_WRITTEN TASK_:
Word for word, set down the records and skip each picture.

_ROWS_:
== == ==
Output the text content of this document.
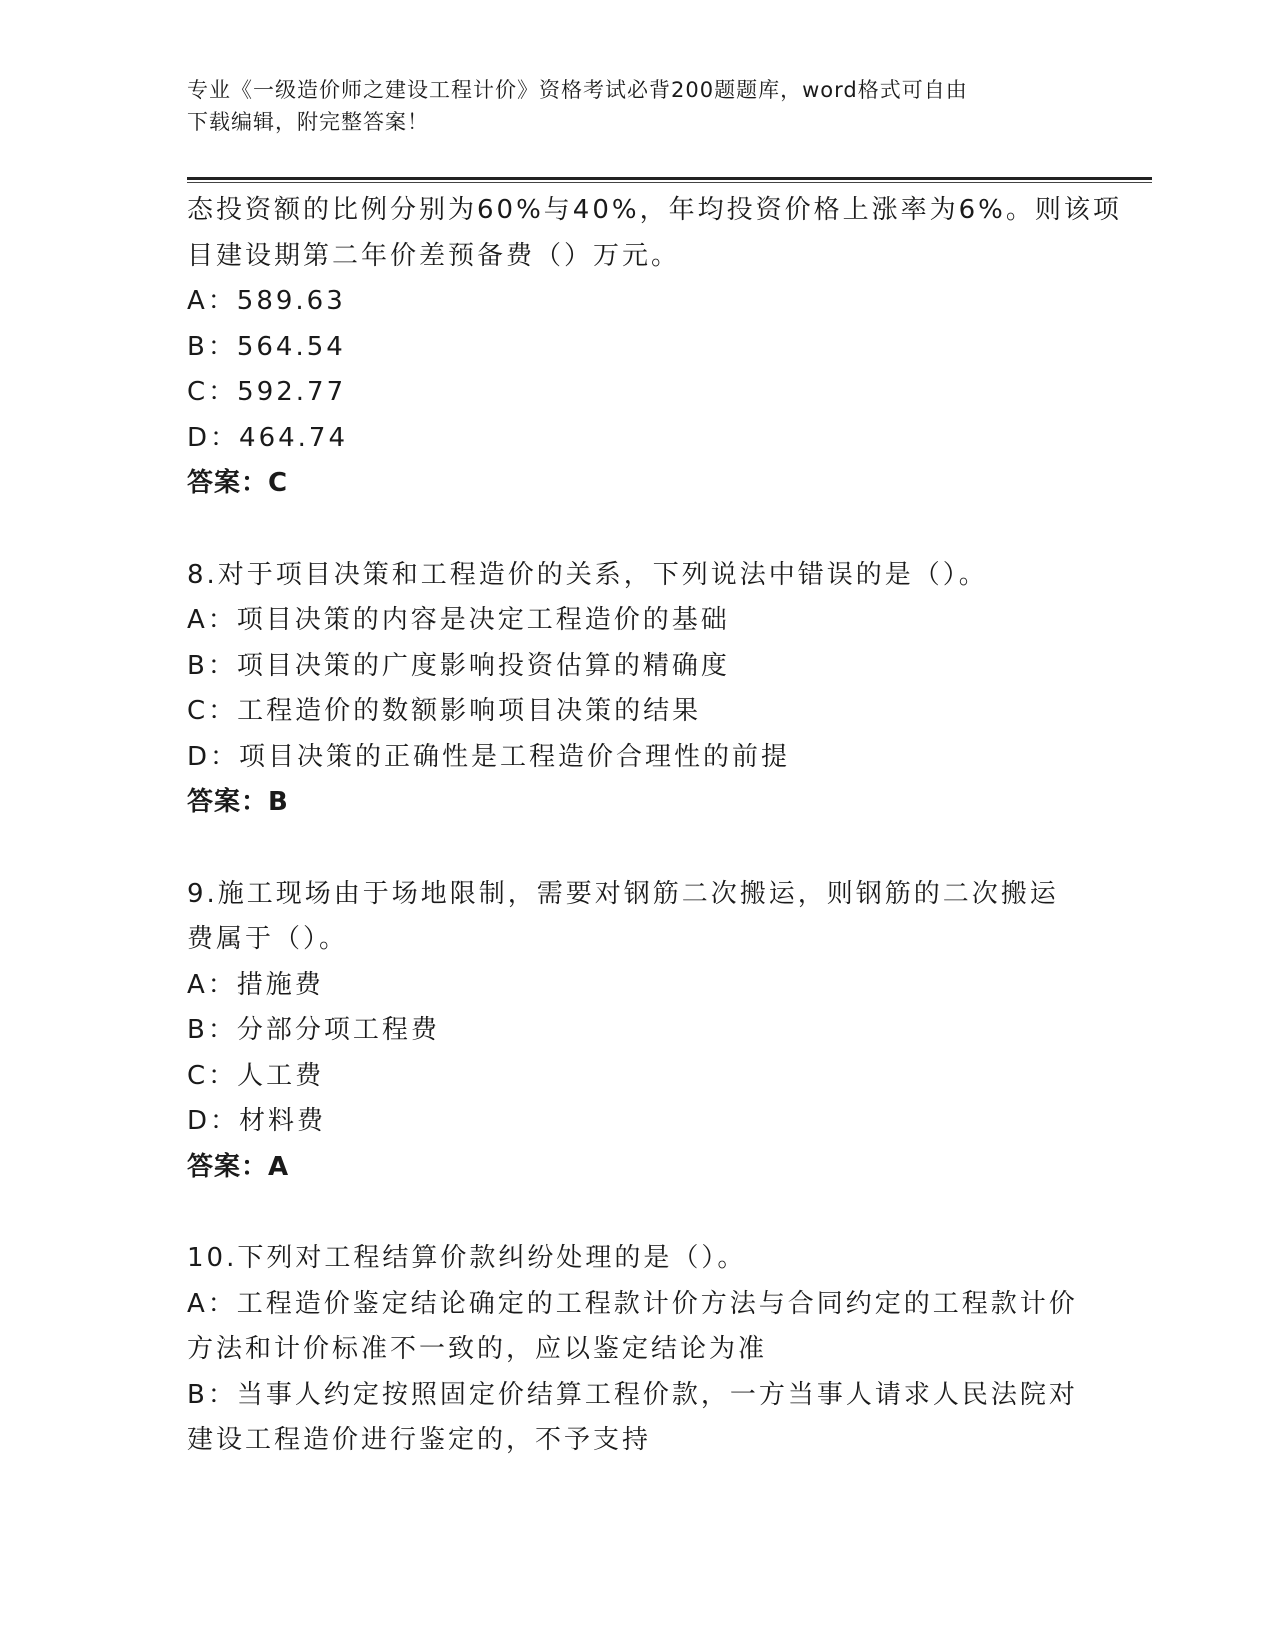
专业《一级造价师之建设工程计价》资格考试必背200题题库，word格式可自由
下载编辑，附完整答案！
态投资额的比例分别为60%与40%，年均投资价格上涨率为6%。则该项
目建设期第二年价差预备费（）万元。
A：589.63
B：564.54
C：592.77
D：464.74
答案：C
8.对于项目决策和工程造价的关系，下列说法中错误的是（）。
A：项目决策的内容是决定工程造价的基础
B：项目决策的广度影响投资估算的精确度
C：工程造价的数额影响项目决策的结果
D：项目决策的正确性是工程造价合理性的前提
答案：B
9.施工现场由于场地限制，需要对钢筋二次搬运，则钢筋的二次搬运
费属于（）。
A：措施费
B：分部分项工程费
C：人工费
D：材料费
答案：A
10.下列对工程结算价款纠纷处理的是（）。
A：工程造价鉴定结论确定的工程款计价方法与合同约定的工程款计价
方法和计价标准不一致的，应以鉴定结论为准
B：当事人约定按照固定价结算工程价款，一方当事人请求人民法院对
建设工程造价进行鉴定的，不予支持
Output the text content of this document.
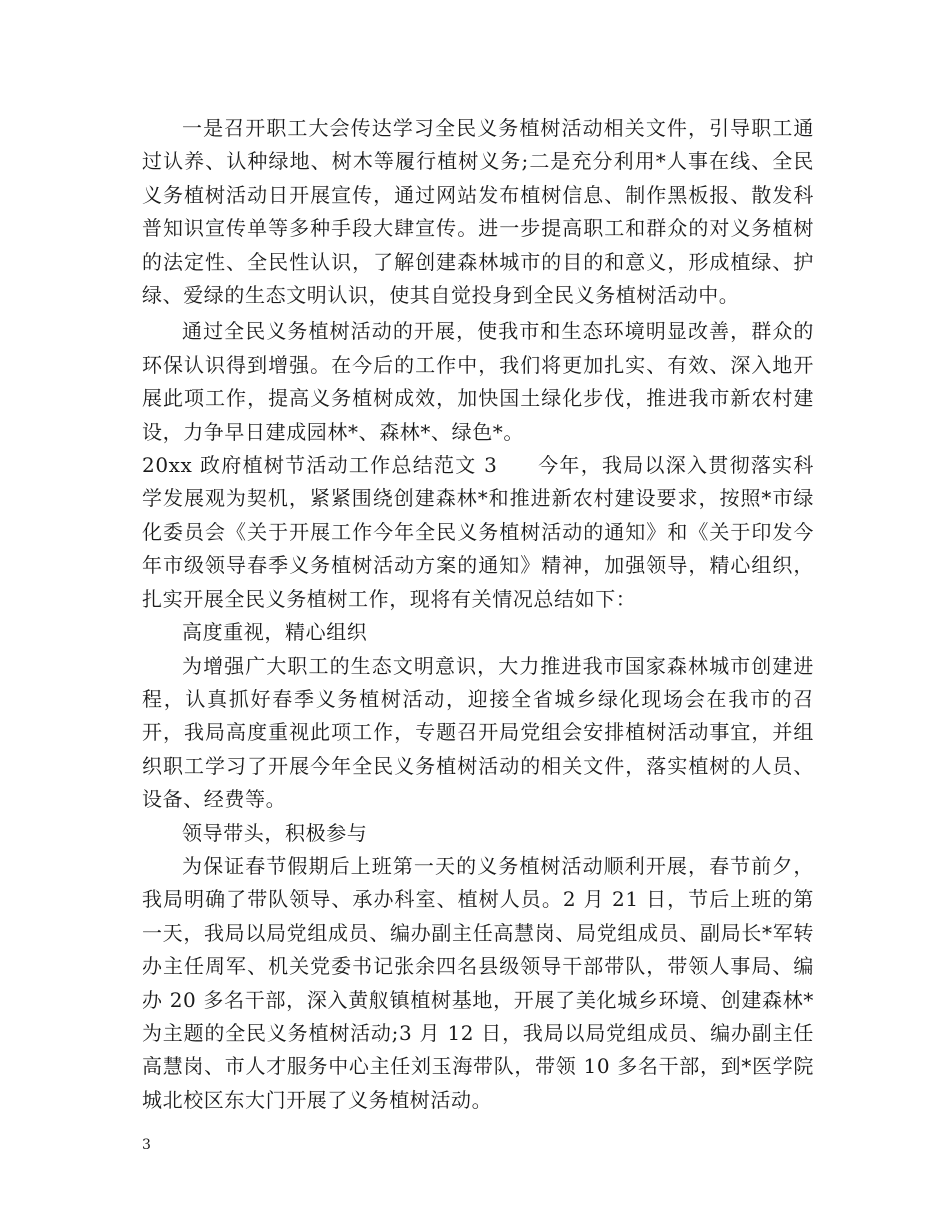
一是召开职工大会传达学习全民义务植树活动相关文件，引导职工通过认养、认种绿地、树木等履行植树义务;二是充分利用*人事在线、全民义务植树活动日开展宣传，通过网站发布植树信息、制作黑板报、散发科普知识宣传单等多种手段大肆宣传。进一步提高职工和群众的对义务植树的法定性、全民性认识，了解创建森林城市的目的和意义，形成植绿、护绿、爱绿的生态文明认识，使其自觉投身到全民义务植树活动中。

通过全民义务植树活动的开展，使我市和生态环境明显改善，群众的环保认识得到增强。在今后的工作中，我们将更加扎实、有效、深入地开展此项工作，提高义务植树成效，加快国土绿化步伐，推进我市新农村建设，力争早日建成园林*、森林*、绿色*。

20xx 政府植树节活动工作总结范文 3 今年，我局以深入贯彻落实科学发展观为契机，紧紧围绕创建森林*和推进新农村建设要求，按照*市绿化委员会《关于开展工作今年全民义务植树活动的通知》和《关于印发今年市级领导春季义务植树活动方案的通知》精神，加强领导，精心组织，扎实开展全民义务植树工作，现将有关情况总结如下：

高度重视，精心组织

为增强广大职工的生态文明意识，大力推进我市国家森林城市创建进程，认真抓好春季义务植树活动，迎接全省城乡绿化现场会在我市的召开，我局高度重视此项工作，专题召开局党组会安排植树活动事宜，并组织职工学习了开展今年全民义务植树活动的相关文件，落实植树的人员、设备、经费等。

领导带头，积极参与

为保证春节假期后上班第一天的义务植树活动顺利开展，春节前夕，我局明确了带队领导、承办科室、植树人员。2 月 21 日，节后上班的第一天，我局以局党组成员、编办副主任高慧岗、局党组成员、副局长*军转办主任周军、机关党委书记张余四名县级领导干部带队，带领人事局、编办 20 多名干部，深入黄舣镇植树基地，开展了美化城乡环境、创建森林*为主题的全民义务植树活动;3 月 12 日，我局以局党组成员、编办副主任高慧岗、市人才服务中心主任刘玉海带队，带领 10 多名干部，到*医学院城北校区东大门开展了义务植树活动。

3
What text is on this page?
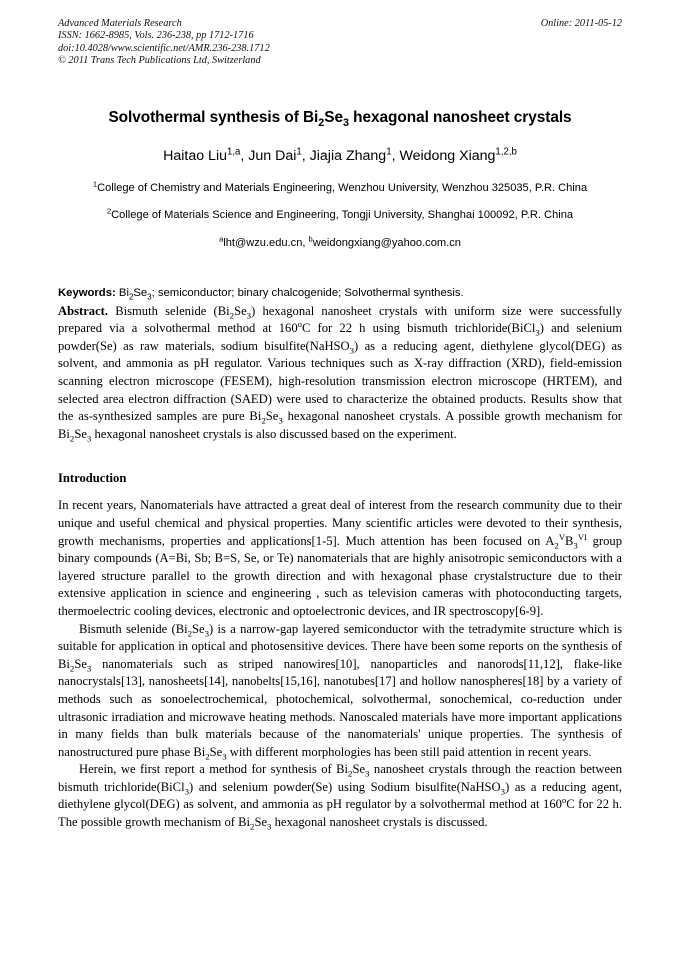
Advanced Materials Research
ISSN: 1662-8985, Vols. 236-238, pp 1712-1716
doi:10.4028/www.scientific.net/AMR.236-238.1712
© 2011 Trans Tech Publications Ltd, Switzerland
Online: 2011-05-12
Solvothermal synthesis of $Bi_2Se_3$ hexagonal nanosheet crystals
Haitao Liu$^{1,a}$, Jun Dai$^1$, Jiajia Zhang$^1$, Weidong Xiang$^{1,2,b}$
$^1$College of Chemistry and Materials Engineering, Wenzhou University, Wenzhou 325035, P.R. China
$^2$College of Materials Science and Engineering, Tongji University, Shanghai 100092, P.R. China
$^a$lht@wzu.edu.cn, $^b$weidongxiang@yahoo.com.cn
Keywords: $Bi_2Se_3$; semiconductor; binary chalcogenide; Solvothermal synthesis.
Abstract. Bismuth selenide $(Bi_2Se_3)$ hexagonal nanosheet crystals with uniform size were successfully prepared via a solvothermal method at 160$^o$C for 22 h using bismuth trichloride(BiCl$_3$) and selenium powder(Se) as raw materials, sodium bisulfite(NaHSO$_3$) as a reducing agent, diethylene glycol(DEG) as solvent, and ammonia as pH regulator. Various techniques such as X-ray diffraction (XRD), field-emission scanning electron microscope (FESEM), high-resolution transmission electron microscope (HRTEM), and selected area electron diffraction (SAED) were used to characterize the obtained products. Results show that the as-synthesized samples are pure $Bi_2Se_3$ hexagonal nanosheet crystals. A possible growth mechanism for $Bi_2Se_3$ hexagonal nanosheet crystals is also discussed based on the experiment.
Introduction

In recent years, Nanomaterials have attracted a great deal of interest from the research community due to their unique and useful chemical and physical properties. Many scientific articles were devoted to their synthesis, growth mechanisms, properties and applications[1-5]. Much attention has been focused on $A_2^VB_3^{VI}$ group binary compounds (A=Bi, Sb; B=S, Se, or Te) nanomaterials that are highly anisotropic semiconductors with a layered structure parallel to the growth direction and with hexagonal phase crystalstructure due to their extensive application in science and engineering , such as television cameras with photoconducting targets, thermoelectric cooling devices, electronic and optoelectronic devices, and IR spectroscopy[6-9].

Bismuth selenide $(Bi_2Se_3)$ is a narrow-gap layered semiconductor with the tetradymite structure which is suitable for application in optical and photosensitive devices. There have been some reports on the synthesis of $Bi_2Se_3$ nanomaterials such as striped nanowires[10], nanoparticles and nanorods[11,12], flake-like nanocrystals[13], nanosheets[14], nanobelts[15,16], nanotubes[17] and hollow nanospheres[18] by a variety of methods such as sonoelectrochemical, photochemical, solvothermal, sonochemical, co-reduction under ultrasonic irradiation and microwave heating methods. Nanoscaled materials have more important applications in many fields than bulk materials because of the nanomaterials' unique properties. The synthesis of nanostructured pure phase $Bi_2Se_3$ with different morphologies has been still paid attention in recent years.

Herein, we first report a method for synthesis of $Bi_2Se_3$ nanosheet crystals through the reaction between bismuth trichloride(BiCl$_3$) and selenium powder(Se) using Sodium bisulfite(NaHSO$_3$) as a reducing agent, diethylene glycol(DEG) as solvent, and ammonia as pH regulator by a solvothermal method at 160$^o$C for 22 h. The possible growth mechanism of $Bi_2Se_3$ hexagonal nanosheet crystals is discussed.
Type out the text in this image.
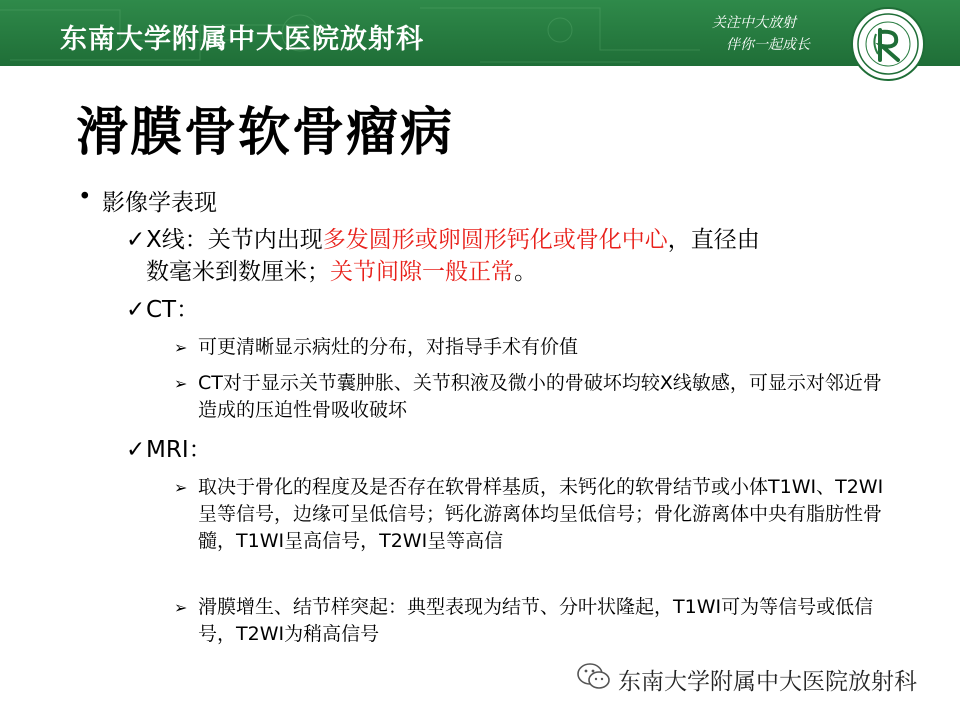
东南大学附属中大医院放射科
关注中大放射
伴你一起成长
滑膜骨软骨瘤病
• 影像学表现
✓ X线：关节内出现多发圆形或卵圆形钙化或骨化中心，直径由
数毫米到数厘米；关节间隙一般正常。
✓ CT：
➢ 可更清晰显示病灶的分布，对指导手术有价值
➢ CT对于显示关节囊肿胀、关节积液及微小的骨破坏均较X线敏感，可显示对邻近骨造成的压迫性骨吸收破坏
✓ MRI：
➢ 取决于骨化的程度及是否存在软骨样基质，未钙化的软骨结节或小体T1WI、T2WI呈等信号，边缘可呈低信号；钙化游离体均呈低信号；骨化游离体中央有脂肪性骨髓，T1WI呈高信号，T2WI呈等高信
➢ 滑膜增生、结节样突起：典型表现为结节、分叶状隆起，T1WI可为等信号或低信号，T2WI为稍高信号
东南大学附属中大医院放射科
== == ==
_RESPONSE BELOW_:
Output the text content of this document.
专业《一级造价师之建设工程计价》资格考试必背200题题库，word格式可自由
下载编辑，附完整答案！
态投资额的比例分别为60%与40%，年均投资价格上涨率为6%。则该项
目建设期第二年价差预备费（）万元。
A：589.63
B：564.54
C：592.77
D：464.74
答案：C
8.对于项目决策和工程造价的关系，下列说法中错误的是（）。
A：项目决策的内容是决定工程造价的基础
B：项目决策的广度影响投资估算的精确度
C：工程造价的数额影响项目决策的结果
D：项目决策的正确性是工程造价合理性的前提
答案：B
9.施工现场由于场地限制，需要对钢筋二次搬运，则钢筋的二次搬运
费属于（）。
A：措施费
B：分部分项工程费
C：人工费
D：材料费
答案：A
10.下列对工程结算价款纠纷处理的是（）。
A：工程造价鉴定结论确定的工程款计价方法与合同约定的工程款计价
方法和计价标准不一致的，应以鉴定结论为准
B：当事人约定按照固定价结算工程价款，一方当事人请求人民法院对
建设工程造价进行鉴定的，不予支持
Output the text content of this document.
一是召开职工大会传达学习全民义务植树活动相关文件，引导职工通过认养、认种绿地、树木等履行植树义务;二是充分利用*人事在线、全民义务植树活动日开展宣传，通过网站发布植树信息、制作黑板报、散发科普知识宣传单等多种手段大肆宣传。进一步提高职工和群众的对义务植树的法定性、全民性认识，了解创建森林城市的目的和意义，形成植绿、护绿、爱绿的生态文明认识，使其自觉投身到全民义务植树活动中。

通过全民义务植树活动的开展，使我市和生态环境明显改善，群众的环保认识得到增强。在今后的工作中，我们将更加扎实、有效、深入地开展此项工作，提高义务植树成效，加快国土绿化步伐，推进我市新农村建设，力争早日建成园林*、森林*、绿色*。

20xx 政府植树节活动工作总结范文 3 今年，我局以深入贯彻落实科学发展观为契机，紧紧围绕创建森林*和推进新农村建设要求，按照*市绿化委员会《关于开展工作今年全民义务植树活动的通知》和《关于印发今年市级领导春季义务植树活动方案的通知》精神，加强领导，精心组织，扎实开展全民义务植树工作，现将有关情况总结如下：

高度重视，精心组织

为增强广大职工的生态文明意识，大力推进我市国家森林城市创建进程，认真抓好春季义务植树活动，迎接全省城乡绿化现场会在我市的召开，我局高度重视此项工作，专题召开局党组会安排植树活动事宜，并组织职工学习了开展今年全民义务植树活动的相关文件，落实植树的人员、设备、经费等。

领导带头，积极参与

为保证春节假期后上班第一天的义务植树活动顺利开展，春节前夕，我局明确了带队领导、承办科室、植树人员。2 月 21 日，节后上班的第一天，我局以局党组成员、编办副主任高慧岗、局党组成员、副局长*军转办主任周军、机关党委书记张余四名县级领导干部带队，带领人事局、编办 20 多名干部，深入黄舣镇植树基地，开展了美化城乡环境、创建森林*为主题的全民义务植树活动;3 月 12 日，我局以局党组成员、编办副主任高慧岗、市人才服务中心主任刘玉海带队，带领 10 多名干部，到*医学院城北校区东大门开展了义务植树活动。

3
What text is on this page?
Advanced Materials Research
ISSN: 1662-8985, Vols. 236-238, pp 1712-1716
doi:10.4028/www.scientific.net/AMR.236-238.1712
© 2011 Trans Tech Publications Ltd, Switzerland
Online: 2011-05-12
Solvothermal synthesis of $Bi_2Se_3$ hexagonal nanosheet crystals
Haitao Liu$^{1,a}$, Jun Dai$^1$, Jiajia Zhang$^1$, Weidong Xiang$^{1,2,b}$
$^1$College of Chemistry and Materials Engineering, Wenzhou University, Wenzhou 325035, P.R. China
$^2$College of Materials Science and Engineering, Tongji University, Shanghai 100092, P.R. China
$^a$lht@wzu.edu.cn, $^b$weidongxiang@yahoo.com.cn
Keywords: $Bi_2Se_3$; semiconductor; binary chalcogenide; Solvothermal synthesis.
Abstract. Bismuth selenide $(Bi_2Se_3)$ hexagonal nanosheet crystals with uniform size were successfully prepared via a solvothermal method at 160$^o$C for 22 h using bismuth trichloride(BiCl$_3$) and selenium powder(Se) as raw materials, sodium bisulfite(NaHSO$_3$) as a reducing agent, diethylene glycol(DEG) as solvent, and ammonia as pH regulator. Various techniques such as X-ray diffraction (XRD), field-emission scanning electron microscope (FESEM), high-resolution transmission electron microscope (HRTEM), and selected area electron diffraction (SAED) were used to characterize the obtained products. Results show that the as-synthesized samples are pure $Bi_2Se_3$ hexagonal nanosheet crystals. A possible growth mechanism for $Bi_2Se_3$ hexagonal nanosheet crystals is also discussed based on the experiment.
Introduction

In recent years, Nanomaterials have attracted a great deal of interest from the research community due to their unique and useful chemical and physical properties. Many scientific articles were devoted to their synthesis, growth mechanisms, properties and applications[1-5]. Much attention has been focused on $A_2^VB_3^{VI}$ group binary compounds (A=Bi, Sb; B=S, Se, or Te) nanomaterials that are highly anisotropic semiconductors with a layered structure parallel to the growth direction and with hexagonal phase crystalstructure due to their extensive application in science and engineering , such as television cameras with photoconducting targets, thermoelectric cooling devices, electronic and optoelectronic devices, and IR spectroscopy[6-9].

Bismuth selenide $(Bi_2Se_3)$ is a narrow-gap layered semiconductor with the tetradymite structure which is suitable for application in optical and photosensitive devices. There have been some reports on the synthesis of $Bi_2Se_3$ nanomaterials such as striped nanowires[10], nanoparticles and nanorods[11,12], flake-like nanocrystals[13], nanosheets[14], nanobelts[15,16], nanotubes[17] and hollow nanospheres[18] by a variety of methods such as sonoelectrochemical, photochemical, solvothermal, sonochemical, co-reduction under ultrasonic irradiation and microwave heating methods. Nanoscaled materials have more important applications in many fields than bulk materials because of the nanomaterials' unique properties. The synthesis of nanostructured pure phase $Bi_2Se_3$ with different morphologies has been still paid attention in recent years.

Herein, we first report a method for synthesis of $Bi_2Se_3$ nanosheet crystals through the reaction between bismuth trichloride(BiCl$_3$) and selenium powder(Se) using Sodium bisulfite(NaHSO$_3$) as a reducing agent, diethylene glycol(DEG) as solvent, and ammonia as pH regulator by a solvothermal method at 160$^o$C for 22 h. The possible growth mechanism of $Bi_2Se_3$ hexagonal nanosheet crystals is discussed.
Type out the text in this image.
东南大学附属中大医院放射科
关注中大放射
伴你一起成长
滑膜骨软骨瘤病
• 影像学表现
✓ X线：关节内出现多发圆形或卵圆形钙化或骨化中心，直径由
数毫米到数厘米；关节间隙一般正常。
✓ CT：
➢ 可更清晰显示病灶的分布，对指导手术有价值
➢ CT对于显示关节囊肿胀、关节积液及微小的骨破坏均较X线敏感，可显示对邻近骨造成的压迫性骨吸收破坏
✓ MRI：
➢ 取决于骨化的程度及是否存在软骨样基质，未钙化的软骨结节或小体T1WI、T2WI呈等信号，边缘可呈低信号；钙化游离体均呈低信号；骨化游离体中央有脂肪性骨髓，T1WI呈高信号，T2WI呈等高信
➢ 滑膜增生、结节样突起：典型表现为结节、分叶状隆起，T1WI可为等信号或低信号，T2WI为稍高信号
东南大学附属中大医院放射科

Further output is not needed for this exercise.